<<<<
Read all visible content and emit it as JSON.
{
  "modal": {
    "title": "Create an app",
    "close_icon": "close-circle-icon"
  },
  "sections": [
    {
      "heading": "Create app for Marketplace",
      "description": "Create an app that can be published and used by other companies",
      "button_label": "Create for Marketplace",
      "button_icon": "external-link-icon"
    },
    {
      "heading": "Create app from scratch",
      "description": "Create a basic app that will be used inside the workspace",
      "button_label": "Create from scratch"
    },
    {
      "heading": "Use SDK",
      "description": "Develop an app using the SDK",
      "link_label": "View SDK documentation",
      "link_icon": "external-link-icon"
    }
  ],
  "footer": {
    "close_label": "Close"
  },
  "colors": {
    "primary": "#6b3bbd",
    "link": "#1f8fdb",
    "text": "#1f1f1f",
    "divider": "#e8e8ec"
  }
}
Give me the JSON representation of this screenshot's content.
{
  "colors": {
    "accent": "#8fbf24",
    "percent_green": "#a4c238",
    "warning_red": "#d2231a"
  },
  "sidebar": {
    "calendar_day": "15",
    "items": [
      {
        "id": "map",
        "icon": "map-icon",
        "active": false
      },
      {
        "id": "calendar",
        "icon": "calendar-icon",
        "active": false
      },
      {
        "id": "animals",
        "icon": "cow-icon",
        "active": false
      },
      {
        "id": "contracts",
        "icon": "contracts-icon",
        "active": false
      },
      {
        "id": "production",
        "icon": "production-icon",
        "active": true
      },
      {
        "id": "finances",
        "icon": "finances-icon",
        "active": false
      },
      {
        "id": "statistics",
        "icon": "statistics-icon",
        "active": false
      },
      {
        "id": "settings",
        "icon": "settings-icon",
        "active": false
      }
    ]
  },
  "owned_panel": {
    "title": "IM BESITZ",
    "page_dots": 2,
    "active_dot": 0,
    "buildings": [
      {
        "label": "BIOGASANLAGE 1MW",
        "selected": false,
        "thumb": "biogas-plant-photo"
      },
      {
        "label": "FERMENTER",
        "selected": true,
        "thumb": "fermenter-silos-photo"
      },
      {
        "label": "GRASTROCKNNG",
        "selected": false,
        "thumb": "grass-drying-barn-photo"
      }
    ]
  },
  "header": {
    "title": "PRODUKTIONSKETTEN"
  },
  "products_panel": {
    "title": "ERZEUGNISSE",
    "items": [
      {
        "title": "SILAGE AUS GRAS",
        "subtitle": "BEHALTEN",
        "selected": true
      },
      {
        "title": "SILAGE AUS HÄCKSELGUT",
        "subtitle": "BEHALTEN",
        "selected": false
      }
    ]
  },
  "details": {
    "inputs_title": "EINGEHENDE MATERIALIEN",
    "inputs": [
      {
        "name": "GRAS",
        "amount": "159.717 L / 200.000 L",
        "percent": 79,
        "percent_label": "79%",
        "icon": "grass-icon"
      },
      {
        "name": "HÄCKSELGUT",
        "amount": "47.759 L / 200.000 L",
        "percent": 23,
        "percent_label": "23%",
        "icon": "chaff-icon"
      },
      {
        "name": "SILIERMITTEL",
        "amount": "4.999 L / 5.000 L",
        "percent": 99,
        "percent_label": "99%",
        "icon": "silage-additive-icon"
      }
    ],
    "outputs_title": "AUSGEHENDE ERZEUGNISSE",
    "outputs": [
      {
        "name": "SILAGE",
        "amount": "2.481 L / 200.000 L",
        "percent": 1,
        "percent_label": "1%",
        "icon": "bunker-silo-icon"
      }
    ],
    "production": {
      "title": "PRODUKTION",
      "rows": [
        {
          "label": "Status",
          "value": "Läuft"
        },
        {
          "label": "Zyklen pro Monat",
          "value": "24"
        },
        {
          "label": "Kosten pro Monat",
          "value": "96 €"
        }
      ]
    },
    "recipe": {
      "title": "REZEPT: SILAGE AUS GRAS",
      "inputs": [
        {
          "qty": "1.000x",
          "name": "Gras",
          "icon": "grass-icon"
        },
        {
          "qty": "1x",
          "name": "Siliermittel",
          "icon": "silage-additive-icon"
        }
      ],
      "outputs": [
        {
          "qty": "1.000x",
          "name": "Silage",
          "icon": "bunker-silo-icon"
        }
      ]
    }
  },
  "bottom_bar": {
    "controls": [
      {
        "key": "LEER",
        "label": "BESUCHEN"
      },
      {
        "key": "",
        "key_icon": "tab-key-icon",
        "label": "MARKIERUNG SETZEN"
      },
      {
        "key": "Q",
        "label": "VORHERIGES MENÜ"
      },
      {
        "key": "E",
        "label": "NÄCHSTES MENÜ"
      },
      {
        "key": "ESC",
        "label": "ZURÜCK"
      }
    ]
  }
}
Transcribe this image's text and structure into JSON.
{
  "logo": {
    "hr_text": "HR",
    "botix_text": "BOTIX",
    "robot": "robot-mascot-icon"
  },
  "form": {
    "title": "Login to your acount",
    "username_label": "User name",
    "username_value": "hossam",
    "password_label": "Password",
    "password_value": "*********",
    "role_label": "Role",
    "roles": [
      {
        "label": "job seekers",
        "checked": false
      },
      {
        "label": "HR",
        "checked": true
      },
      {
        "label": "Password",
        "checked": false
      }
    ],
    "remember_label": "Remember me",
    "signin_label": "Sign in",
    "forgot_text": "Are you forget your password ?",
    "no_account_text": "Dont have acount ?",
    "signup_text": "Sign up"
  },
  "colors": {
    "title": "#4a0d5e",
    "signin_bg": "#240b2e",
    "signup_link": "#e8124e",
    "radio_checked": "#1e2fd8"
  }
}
>>>>
• **TASK DIRECTIONS**
Pull every line holding "your" out of the records.

• **FINISHED EXERCISE**
    "title": "Login to your acount",
    "forgot_text": "Are you forget your password ?",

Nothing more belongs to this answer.